| EXERCISE DIRECTIONS |
Copy out every line that contains the word "alpha".
┄┄┄┄┄┄┄┄┄┄
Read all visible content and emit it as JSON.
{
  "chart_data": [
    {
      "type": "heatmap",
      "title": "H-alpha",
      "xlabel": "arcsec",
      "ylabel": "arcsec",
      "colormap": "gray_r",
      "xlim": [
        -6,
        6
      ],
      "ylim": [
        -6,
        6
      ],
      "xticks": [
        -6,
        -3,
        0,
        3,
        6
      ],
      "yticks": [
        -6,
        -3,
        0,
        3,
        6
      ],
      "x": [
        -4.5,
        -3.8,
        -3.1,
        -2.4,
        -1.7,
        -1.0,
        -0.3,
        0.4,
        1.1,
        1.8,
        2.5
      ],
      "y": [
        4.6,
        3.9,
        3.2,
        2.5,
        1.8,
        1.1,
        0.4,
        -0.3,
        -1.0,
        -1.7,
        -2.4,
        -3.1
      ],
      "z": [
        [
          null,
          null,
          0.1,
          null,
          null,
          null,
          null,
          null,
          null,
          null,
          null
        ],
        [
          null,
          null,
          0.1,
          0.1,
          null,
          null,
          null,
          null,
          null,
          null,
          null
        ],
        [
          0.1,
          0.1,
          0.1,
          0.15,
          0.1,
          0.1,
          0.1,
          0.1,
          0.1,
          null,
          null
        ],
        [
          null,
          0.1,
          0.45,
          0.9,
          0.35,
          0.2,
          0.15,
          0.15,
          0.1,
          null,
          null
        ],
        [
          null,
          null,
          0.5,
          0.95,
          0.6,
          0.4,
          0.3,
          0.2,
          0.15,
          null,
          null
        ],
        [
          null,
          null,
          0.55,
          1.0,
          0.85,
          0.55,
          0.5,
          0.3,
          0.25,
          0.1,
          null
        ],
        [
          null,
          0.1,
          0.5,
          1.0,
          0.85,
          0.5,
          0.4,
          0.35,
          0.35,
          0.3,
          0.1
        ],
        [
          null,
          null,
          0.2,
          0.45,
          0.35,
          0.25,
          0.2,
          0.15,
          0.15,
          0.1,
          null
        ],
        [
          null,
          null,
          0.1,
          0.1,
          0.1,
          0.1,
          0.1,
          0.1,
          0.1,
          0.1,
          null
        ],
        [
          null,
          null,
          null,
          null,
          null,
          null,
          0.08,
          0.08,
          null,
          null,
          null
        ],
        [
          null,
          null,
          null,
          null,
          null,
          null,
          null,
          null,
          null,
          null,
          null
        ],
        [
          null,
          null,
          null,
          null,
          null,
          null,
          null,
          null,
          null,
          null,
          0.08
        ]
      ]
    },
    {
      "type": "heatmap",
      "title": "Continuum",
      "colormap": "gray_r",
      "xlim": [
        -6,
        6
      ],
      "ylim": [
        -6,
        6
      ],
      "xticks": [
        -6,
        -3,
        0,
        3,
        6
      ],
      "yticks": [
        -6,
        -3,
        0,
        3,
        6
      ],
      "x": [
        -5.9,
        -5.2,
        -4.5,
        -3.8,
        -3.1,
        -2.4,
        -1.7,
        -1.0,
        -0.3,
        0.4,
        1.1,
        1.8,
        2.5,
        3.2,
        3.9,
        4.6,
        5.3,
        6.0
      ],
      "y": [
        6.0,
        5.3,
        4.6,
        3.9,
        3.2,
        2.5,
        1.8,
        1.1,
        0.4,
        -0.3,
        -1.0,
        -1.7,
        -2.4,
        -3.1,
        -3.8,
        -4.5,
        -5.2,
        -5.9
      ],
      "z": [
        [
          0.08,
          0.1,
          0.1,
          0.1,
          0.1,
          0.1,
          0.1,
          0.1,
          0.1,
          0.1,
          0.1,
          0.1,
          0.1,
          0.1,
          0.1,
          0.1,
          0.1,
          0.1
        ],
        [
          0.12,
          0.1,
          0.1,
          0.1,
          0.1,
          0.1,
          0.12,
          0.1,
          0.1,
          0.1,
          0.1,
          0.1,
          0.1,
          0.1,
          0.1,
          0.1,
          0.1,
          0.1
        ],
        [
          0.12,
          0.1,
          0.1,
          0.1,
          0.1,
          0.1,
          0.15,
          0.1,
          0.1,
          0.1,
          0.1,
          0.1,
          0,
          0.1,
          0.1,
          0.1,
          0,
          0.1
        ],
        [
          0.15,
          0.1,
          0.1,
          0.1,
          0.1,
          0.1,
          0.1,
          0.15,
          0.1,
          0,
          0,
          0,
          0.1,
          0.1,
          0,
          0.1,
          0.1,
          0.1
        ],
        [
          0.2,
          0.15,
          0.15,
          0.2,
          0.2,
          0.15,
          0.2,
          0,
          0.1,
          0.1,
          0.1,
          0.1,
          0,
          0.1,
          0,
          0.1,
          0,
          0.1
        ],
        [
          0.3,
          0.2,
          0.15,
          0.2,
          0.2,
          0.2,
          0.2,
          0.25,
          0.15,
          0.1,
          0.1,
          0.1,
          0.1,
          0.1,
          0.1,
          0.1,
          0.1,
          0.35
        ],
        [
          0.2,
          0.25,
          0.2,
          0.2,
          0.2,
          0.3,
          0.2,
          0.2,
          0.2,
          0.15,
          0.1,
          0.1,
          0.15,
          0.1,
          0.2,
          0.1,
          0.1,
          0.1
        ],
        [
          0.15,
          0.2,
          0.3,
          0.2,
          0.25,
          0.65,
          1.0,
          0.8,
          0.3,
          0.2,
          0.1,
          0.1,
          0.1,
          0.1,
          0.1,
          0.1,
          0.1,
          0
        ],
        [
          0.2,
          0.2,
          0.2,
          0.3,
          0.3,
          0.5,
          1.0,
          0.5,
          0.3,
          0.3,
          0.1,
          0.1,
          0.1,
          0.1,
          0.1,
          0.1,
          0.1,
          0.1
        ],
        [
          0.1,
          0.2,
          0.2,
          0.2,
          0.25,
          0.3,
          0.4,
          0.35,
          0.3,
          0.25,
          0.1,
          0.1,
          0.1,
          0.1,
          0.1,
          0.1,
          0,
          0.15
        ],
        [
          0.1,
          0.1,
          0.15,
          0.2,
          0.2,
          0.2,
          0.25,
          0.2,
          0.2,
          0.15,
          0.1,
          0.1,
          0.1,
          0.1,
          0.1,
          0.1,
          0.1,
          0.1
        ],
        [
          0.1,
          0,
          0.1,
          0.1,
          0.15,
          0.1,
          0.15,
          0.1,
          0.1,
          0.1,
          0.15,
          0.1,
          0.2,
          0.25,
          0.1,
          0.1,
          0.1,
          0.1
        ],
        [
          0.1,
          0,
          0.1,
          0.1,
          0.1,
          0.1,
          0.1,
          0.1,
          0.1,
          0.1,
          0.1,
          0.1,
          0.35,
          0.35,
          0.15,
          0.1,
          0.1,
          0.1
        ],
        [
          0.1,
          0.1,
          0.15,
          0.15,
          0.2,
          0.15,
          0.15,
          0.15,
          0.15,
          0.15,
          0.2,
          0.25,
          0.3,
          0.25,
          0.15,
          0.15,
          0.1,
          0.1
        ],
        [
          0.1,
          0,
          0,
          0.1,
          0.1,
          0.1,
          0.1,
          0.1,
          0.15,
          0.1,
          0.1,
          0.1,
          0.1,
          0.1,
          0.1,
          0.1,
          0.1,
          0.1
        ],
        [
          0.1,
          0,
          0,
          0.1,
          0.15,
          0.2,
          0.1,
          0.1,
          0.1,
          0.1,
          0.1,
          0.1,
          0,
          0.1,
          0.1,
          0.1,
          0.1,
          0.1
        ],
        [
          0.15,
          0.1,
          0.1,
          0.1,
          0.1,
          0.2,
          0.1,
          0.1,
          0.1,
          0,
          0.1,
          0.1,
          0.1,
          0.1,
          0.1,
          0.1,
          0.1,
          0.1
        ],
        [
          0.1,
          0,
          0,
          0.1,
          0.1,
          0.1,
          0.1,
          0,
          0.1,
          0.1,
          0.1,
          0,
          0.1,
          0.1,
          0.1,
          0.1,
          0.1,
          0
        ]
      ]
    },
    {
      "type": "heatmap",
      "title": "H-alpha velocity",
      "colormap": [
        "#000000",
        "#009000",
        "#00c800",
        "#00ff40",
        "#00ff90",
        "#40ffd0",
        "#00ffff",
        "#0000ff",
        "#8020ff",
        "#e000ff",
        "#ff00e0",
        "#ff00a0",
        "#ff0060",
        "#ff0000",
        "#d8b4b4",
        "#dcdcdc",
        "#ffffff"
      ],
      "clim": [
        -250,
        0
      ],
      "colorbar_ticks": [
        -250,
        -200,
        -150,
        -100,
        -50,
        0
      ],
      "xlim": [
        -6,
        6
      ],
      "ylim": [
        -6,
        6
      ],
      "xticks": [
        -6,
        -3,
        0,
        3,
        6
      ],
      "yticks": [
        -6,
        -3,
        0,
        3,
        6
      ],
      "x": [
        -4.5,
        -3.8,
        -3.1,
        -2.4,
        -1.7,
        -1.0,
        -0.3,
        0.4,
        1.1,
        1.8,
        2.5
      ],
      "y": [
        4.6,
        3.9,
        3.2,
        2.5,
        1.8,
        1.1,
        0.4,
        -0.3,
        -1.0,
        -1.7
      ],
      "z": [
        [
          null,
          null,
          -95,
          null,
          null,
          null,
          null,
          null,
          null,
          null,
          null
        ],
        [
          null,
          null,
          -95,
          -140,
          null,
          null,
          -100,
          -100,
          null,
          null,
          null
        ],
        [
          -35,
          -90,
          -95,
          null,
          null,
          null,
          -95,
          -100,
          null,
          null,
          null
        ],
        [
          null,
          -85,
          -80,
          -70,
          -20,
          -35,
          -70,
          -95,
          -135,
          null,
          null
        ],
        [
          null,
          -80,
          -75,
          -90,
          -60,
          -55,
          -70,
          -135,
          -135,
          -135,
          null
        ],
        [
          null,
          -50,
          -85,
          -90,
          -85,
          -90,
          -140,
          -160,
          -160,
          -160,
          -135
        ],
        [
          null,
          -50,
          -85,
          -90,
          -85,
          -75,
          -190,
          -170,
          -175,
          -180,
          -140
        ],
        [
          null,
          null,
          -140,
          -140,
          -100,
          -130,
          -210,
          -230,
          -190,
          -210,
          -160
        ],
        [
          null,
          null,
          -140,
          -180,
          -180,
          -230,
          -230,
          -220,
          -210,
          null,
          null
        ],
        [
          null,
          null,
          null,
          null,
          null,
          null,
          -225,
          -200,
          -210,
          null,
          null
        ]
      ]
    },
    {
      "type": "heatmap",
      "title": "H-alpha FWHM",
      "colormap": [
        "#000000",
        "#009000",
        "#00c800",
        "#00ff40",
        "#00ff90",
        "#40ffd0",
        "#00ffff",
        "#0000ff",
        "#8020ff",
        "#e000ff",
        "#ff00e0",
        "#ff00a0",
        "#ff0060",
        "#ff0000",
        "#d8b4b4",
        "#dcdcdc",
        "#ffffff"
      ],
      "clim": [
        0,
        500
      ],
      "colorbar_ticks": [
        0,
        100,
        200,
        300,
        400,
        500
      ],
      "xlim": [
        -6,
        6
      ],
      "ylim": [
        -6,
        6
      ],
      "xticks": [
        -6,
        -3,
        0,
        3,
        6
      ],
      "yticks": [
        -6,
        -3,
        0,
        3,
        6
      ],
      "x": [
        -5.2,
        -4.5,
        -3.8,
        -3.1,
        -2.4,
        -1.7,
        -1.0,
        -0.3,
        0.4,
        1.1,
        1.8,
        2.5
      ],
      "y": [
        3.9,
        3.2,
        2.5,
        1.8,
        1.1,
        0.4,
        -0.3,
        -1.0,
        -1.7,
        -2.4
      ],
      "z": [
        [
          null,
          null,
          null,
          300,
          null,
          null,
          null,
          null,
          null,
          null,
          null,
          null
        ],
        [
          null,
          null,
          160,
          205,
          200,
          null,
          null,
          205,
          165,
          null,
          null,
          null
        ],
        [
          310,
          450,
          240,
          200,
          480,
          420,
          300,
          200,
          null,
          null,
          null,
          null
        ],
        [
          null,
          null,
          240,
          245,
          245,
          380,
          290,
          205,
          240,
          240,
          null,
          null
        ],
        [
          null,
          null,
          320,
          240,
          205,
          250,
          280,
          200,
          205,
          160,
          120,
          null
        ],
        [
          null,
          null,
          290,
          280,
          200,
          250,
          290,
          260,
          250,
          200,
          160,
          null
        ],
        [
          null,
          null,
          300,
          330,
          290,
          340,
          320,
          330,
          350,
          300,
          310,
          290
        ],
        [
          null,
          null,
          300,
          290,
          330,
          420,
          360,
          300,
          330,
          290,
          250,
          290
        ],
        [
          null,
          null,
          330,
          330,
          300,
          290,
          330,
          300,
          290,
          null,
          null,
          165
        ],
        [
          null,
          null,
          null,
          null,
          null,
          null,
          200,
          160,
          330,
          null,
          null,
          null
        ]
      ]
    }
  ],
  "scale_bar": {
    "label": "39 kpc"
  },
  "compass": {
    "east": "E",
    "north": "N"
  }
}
┄┄┄┄┄┄┄┄┄┄
| FULL ANSWER |
      "title": "H-alpha",
      "title": "H-alpha velocity",
      "title": "H-alpha FWHM",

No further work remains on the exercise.